Excerpt:
We are a leading provider of next generation ("NextGen") software solutions to telecommunications, wireless and cable service providers and enterprises across industry verticals. With over 1,000 customers around the globe, including some of the largest telecommunications service providers and enterprises in the world, we enable service providers and enterprises to modernize their communications networks through software and provide secure real-time communications ("RTC") solutions to their customers and employees. By securing and enabling reliable and scalable Internet Protocol ("IP") networks, we help service providers and enterprises adopt the next generation of software-based virtualized and cloud communications technologies for service providers to drive new, incremental revenue while protecting their existing revenue streams. Our software solutions provide a secure way for our customers to connect and leverage multivendor, multiprotocol communications systems and applications across their networks and the cloud, around the world and in a rapidly changing ecosystem of IP-enabled devices, such as smartphones and tablets. In addition, our software solutions secure cloud-based delivery of unified communications ("UC") solutions - both for service providers transforming to a cloud-based network and for enterprises using cloud-based UC. We sell our software solutions through both direct sales and indirect channels globally, leveraging the assistance of resellers, and we provide ongoing support to our customers through a global services team with experience in design, deployment and maintenance of some of the world's largest IP networks.

Business Acquisitions

Anova Data, Inc.

On February 28, 2019 (the "Anova Acquisition Date"), we acquired the business and technology assets of Anova Data, Inc. ("Anova"), a private company headquartered in Westford, Massachusetts (the "Anova Acquisition"). Anova is a provider of advanced analytics solutions and its NextGen products provide a cloud-native, streaming analytics platform for network and subscriber optimization and monetization. The Company believes that the acquisition of Anova will reinforce and extend Ribbon's strategy to expand into network optimization, security and data monetization via big data analytics and machine learning.

Supplied data:
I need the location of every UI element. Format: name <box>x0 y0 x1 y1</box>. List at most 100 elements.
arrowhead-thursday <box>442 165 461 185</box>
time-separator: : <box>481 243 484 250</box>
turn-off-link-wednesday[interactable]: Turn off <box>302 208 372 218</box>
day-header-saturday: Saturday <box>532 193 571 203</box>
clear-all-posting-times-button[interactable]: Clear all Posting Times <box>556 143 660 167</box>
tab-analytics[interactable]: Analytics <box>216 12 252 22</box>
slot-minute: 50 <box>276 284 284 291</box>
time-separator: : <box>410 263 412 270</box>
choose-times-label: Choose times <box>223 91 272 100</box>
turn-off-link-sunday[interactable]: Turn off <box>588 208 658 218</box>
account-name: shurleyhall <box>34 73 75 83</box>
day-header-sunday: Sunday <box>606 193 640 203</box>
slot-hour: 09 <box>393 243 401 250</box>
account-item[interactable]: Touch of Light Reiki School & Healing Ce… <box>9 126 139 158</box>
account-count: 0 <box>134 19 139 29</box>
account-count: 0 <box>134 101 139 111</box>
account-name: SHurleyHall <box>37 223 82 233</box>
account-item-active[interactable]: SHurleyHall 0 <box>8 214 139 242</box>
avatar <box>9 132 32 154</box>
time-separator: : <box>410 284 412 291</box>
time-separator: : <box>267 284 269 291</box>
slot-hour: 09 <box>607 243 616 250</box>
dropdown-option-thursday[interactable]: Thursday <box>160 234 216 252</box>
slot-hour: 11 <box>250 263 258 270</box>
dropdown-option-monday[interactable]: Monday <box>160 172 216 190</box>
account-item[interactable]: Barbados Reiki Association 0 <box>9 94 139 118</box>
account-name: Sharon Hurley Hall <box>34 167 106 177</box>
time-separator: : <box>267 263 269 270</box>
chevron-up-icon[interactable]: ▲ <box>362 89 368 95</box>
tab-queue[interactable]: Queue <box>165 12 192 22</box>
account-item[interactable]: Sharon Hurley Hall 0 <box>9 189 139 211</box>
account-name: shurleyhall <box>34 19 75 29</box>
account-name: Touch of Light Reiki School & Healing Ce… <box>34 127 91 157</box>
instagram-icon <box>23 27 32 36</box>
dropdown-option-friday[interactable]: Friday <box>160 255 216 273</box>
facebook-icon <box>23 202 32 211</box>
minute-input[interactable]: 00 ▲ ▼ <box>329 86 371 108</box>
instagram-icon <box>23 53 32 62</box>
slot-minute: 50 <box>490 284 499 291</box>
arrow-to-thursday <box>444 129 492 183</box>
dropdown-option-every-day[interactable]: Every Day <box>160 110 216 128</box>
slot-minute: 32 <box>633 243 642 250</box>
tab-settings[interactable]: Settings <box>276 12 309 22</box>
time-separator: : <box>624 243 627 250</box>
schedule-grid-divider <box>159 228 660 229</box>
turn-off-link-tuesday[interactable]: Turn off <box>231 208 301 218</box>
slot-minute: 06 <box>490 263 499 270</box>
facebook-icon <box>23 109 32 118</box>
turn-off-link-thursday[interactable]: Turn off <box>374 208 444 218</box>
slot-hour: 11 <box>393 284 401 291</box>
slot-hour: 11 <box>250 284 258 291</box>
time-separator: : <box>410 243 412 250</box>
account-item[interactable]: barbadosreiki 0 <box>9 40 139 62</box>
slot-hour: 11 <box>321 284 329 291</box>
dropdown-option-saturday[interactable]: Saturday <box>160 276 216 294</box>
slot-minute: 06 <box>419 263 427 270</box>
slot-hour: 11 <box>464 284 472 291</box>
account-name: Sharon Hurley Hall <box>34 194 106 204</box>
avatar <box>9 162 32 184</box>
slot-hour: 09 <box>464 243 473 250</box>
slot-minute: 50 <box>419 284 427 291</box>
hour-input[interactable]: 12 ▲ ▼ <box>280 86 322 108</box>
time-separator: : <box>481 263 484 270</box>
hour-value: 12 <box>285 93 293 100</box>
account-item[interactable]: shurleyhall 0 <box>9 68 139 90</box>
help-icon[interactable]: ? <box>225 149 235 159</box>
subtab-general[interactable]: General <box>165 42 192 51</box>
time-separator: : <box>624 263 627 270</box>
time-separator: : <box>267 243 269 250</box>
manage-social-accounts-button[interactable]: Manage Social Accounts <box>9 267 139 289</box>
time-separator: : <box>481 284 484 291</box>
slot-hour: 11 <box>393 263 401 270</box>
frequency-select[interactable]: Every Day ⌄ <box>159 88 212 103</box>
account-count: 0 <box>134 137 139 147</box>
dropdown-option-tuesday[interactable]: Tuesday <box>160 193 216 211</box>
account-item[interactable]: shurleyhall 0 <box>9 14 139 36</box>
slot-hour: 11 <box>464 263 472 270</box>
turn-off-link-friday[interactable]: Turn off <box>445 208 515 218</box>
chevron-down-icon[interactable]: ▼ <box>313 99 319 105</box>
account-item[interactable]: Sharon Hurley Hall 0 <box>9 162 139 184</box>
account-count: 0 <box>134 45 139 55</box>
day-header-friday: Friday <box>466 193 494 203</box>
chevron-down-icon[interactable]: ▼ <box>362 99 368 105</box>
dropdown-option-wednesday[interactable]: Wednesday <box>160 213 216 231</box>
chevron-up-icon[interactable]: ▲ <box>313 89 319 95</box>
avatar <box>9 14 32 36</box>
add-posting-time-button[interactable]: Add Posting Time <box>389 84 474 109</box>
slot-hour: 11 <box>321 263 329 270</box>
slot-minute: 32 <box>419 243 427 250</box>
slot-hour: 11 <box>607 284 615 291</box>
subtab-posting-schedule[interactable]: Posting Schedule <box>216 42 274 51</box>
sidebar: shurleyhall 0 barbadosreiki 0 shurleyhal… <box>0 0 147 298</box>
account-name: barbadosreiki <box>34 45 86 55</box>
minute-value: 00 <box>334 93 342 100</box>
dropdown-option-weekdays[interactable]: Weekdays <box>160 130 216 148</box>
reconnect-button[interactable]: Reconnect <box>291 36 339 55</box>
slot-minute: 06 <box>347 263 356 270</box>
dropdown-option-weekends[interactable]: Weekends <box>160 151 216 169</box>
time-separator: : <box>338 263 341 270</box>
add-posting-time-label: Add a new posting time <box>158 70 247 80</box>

Work instructions:
- A) In the company overview excerpt, where was Anova Data, Inc. headquartered?
- B) Continue the company overview excerpt, starting after its final sentence.
The records play no part in this work.

Task answers:
- A) Westford, Massachusetts.

- B)
As consideration for the Anova Acquisition, we issued 2.9 million shares of Ribbon common stock with a fair value of $15.2 million to Anova's sellers and equityholders on the Anova Acquisition Date and held back an additional 0.3 million shares with a fair value of $1.7 million, some or all of which could be issued subject to post-closing adjustments (the "Anova Deferred Consideration"). The Anova Deferred Consideration is included as a component of Accrued expenses and other current liabilities in our condensed consolidated balance sheet at March 31, 2019.

The Anova Acquisition has been accounted for as a business combination and the financial results of Anova have been included in the Company's consolidated financial statements for the period subsequent to its acquisition.

Edgewater Networks, Inc.

On August 3, 2018 (the "Edgewater Acquisition Date"), we completed our acquisition of Edgewater Networks, Inc. ("Edgewater"), a private company headquartered in San Jose, California (the "Edgewater Acquisition"). Edgewater is a market leader in Network Edge Orchestration for the small and medium enterprise and UC market. We believe that the acquisition of Edgewater advances our strategy by offering our global customer base a complete core-to-edge product portfolio, end-to-end service assurance and analytics solutions, and a fully integrated SD-WAN service.

As consideration for the Edgewater Acquisition, we paid, in the aggregate, approximately $46 million of cash, net of cash acquired, and issued 4.2 million shares of Ribbon common stock to Edgewater's selling shareholders and holders of vested in-the-money options and warrants to acquire common stock of Edgewater (the "Edgewater Selling Stakeholders") on the Edgewater Acquisition Date. The cash payment was funded through our existing credit facility. We had previously agreed to pay the Edgewater Selling Stakeholders an additional $30 million of cash, $15 million of which was to be paid six months from the Edgewater Acquisition Date and the other $15 million of which was to be paid as early as nine months from the Edgewater Acquisition Date and no later than 18 months from the Edgewater Acquisition Date (the exact timing of which would depend on the amount of revenue generated from the sales of Edgewater products in 2018) (the "Edgewater Deferred Consideration").

On February 15, 2019, we and the Edgewater Selling Stakeholders agreed to reduce the amount of Edgewater Deferred Consideration from $30 million to $21.9 million and agreed that all such deferred consideration would be payable on March 8, 2019. We paid the Edgewater Selling Stakeholders $21.9 million on March 8, 2019 and recorded the reduction to the Edgewater Deferred Consideration of $8.1 million in Other income, net, in our condensed consolidated statement of operations for the three months ended March 31, 2019.

37




The Edgewater Acquisition has been accounted for as a business combination and the financial results of Edgewater have been included in our consolidated financial statements for the period subsequent to the Edgewater Acquisition Date.

Financial Overview

Financial Results

We reported losses from operations of approximately $36 million for the three months ended March 31, 2019 and $42 million for the three months ended March 31, 2018.

Our revenue was approximately $119 million in the three months ended March 31, 2019 and $121 million in the three months ended March 31, 2018.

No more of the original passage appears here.